▶ Entries provided
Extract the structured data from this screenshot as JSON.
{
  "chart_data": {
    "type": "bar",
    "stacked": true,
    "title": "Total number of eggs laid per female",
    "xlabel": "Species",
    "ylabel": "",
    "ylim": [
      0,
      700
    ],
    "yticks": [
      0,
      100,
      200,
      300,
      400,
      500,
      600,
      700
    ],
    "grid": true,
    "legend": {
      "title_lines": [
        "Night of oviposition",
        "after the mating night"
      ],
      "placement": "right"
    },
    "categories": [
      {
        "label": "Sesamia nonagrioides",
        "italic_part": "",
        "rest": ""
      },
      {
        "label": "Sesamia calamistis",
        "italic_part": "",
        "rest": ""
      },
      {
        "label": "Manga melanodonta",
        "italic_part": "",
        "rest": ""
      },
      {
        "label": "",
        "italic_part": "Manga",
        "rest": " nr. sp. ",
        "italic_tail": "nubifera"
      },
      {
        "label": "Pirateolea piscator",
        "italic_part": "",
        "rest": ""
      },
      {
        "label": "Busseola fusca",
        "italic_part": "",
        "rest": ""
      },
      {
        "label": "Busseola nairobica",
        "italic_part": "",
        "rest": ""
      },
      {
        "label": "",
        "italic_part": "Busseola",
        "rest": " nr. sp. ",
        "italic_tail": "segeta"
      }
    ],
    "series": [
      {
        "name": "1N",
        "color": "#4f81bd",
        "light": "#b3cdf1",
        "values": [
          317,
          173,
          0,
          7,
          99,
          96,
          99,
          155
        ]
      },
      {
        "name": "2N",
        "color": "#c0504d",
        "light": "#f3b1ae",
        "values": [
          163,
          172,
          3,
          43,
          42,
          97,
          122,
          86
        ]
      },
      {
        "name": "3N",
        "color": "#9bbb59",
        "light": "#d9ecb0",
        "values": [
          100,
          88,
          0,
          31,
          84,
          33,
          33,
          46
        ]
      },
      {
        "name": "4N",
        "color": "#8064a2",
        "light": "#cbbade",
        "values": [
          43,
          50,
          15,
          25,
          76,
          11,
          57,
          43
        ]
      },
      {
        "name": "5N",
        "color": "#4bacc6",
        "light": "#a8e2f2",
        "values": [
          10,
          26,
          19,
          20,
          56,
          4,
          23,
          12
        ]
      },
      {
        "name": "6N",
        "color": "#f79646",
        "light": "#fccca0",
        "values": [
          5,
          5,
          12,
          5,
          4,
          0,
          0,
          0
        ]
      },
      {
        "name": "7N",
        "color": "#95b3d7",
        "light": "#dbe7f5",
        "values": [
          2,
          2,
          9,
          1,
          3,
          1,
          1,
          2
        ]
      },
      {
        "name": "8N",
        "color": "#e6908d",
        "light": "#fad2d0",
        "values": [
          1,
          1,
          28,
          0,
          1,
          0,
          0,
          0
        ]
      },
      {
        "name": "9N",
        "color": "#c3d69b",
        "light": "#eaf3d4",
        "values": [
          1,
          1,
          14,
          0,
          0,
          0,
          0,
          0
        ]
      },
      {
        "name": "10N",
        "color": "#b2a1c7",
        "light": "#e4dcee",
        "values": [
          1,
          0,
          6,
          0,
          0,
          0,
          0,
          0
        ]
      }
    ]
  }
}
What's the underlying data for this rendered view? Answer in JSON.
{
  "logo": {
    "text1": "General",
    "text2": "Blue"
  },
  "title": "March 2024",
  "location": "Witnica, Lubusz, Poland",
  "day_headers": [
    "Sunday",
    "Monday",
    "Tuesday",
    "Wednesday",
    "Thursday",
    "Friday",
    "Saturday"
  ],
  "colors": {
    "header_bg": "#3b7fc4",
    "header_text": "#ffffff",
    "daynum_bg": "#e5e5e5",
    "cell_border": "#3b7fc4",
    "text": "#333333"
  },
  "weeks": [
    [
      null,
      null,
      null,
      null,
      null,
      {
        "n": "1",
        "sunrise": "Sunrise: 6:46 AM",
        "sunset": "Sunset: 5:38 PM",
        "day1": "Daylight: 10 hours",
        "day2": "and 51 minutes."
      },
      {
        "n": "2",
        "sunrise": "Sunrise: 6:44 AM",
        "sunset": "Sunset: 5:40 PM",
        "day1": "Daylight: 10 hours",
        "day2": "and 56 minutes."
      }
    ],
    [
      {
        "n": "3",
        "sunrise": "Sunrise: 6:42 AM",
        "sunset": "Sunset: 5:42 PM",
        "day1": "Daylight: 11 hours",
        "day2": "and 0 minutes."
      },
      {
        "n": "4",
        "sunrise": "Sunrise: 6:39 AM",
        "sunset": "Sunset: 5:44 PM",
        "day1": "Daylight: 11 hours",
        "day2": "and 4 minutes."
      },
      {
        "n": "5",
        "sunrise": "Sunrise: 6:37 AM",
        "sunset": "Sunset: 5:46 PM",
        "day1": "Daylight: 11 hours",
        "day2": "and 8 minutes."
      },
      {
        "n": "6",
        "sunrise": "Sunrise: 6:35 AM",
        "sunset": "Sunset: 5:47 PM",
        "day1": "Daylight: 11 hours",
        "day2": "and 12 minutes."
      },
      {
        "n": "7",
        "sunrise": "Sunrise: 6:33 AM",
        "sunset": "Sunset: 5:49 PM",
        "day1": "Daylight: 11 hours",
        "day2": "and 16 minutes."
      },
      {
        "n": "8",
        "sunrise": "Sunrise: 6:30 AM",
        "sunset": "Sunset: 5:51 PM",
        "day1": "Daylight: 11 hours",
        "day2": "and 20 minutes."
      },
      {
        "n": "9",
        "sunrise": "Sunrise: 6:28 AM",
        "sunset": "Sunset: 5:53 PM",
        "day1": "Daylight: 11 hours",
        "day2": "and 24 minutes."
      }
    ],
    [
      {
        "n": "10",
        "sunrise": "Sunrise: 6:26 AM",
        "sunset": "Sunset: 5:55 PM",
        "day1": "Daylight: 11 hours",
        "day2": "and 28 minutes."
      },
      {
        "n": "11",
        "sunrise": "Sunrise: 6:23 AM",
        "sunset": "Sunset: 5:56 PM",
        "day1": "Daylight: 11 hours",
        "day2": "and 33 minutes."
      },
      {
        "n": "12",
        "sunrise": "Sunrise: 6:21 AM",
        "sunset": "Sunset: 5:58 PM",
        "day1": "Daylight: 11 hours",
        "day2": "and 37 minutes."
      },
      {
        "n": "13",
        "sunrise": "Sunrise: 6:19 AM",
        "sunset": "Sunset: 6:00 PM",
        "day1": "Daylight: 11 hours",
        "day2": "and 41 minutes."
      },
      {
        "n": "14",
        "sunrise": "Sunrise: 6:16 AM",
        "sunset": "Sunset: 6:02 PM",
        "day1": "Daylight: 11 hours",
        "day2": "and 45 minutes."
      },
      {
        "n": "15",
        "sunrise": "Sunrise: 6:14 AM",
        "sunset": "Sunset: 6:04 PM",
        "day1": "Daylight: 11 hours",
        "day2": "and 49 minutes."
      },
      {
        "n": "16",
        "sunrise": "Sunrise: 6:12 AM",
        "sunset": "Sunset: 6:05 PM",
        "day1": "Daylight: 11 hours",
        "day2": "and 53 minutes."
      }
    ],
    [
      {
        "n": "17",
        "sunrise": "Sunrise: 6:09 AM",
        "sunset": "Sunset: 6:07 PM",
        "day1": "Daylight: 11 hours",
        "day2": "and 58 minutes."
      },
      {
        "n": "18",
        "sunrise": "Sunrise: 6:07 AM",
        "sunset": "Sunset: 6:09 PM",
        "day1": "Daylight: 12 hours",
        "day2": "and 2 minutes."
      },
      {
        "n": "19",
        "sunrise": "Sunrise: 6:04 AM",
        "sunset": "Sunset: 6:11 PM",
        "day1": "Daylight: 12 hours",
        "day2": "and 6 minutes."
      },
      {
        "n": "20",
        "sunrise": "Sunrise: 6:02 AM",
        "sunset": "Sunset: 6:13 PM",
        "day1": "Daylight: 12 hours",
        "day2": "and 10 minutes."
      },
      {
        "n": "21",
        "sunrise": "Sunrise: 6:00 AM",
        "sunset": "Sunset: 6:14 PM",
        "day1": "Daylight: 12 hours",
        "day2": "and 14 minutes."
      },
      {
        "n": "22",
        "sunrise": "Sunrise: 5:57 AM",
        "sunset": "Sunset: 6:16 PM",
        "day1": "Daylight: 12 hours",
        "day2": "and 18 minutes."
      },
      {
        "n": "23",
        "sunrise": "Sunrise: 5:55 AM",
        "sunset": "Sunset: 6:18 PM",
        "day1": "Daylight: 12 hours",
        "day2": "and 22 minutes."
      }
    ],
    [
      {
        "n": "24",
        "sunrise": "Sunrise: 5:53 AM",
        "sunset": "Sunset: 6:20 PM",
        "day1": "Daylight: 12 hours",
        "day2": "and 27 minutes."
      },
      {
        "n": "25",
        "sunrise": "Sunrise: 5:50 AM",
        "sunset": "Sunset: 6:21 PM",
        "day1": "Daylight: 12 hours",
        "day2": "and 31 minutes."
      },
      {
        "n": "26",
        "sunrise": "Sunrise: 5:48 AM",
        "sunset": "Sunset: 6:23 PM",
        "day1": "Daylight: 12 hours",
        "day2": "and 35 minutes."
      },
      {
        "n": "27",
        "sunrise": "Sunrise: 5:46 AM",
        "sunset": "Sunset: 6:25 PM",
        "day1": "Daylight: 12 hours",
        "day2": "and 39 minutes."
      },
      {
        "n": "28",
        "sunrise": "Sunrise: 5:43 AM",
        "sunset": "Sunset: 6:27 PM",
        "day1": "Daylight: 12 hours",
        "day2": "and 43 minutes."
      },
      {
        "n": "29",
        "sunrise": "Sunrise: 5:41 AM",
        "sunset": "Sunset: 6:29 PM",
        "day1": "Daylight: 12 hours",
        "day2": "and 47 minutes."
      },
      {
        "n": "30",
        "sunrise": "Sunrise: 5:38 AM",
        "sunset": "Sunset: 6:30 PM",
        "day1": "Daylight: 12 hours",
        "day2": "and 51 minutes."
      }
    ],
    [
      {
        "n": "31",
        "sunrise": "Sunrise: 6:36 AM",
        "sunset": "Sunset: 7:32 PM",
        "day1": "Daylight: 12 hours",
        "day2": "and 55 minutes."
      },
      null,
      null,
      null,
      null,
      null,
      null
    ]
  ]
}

▶ Task instructions
Only lines with "name" are wanted here; list each of them.

▶ Task answer
        "name": "1N",
        "name": "2N",
        "name": "3N",
        "name": "4N",
        "name": "5N",
        "name": "6N",
        "name": "7N",
        "name": "8N",
        "name": "9N",
        "name": "10N",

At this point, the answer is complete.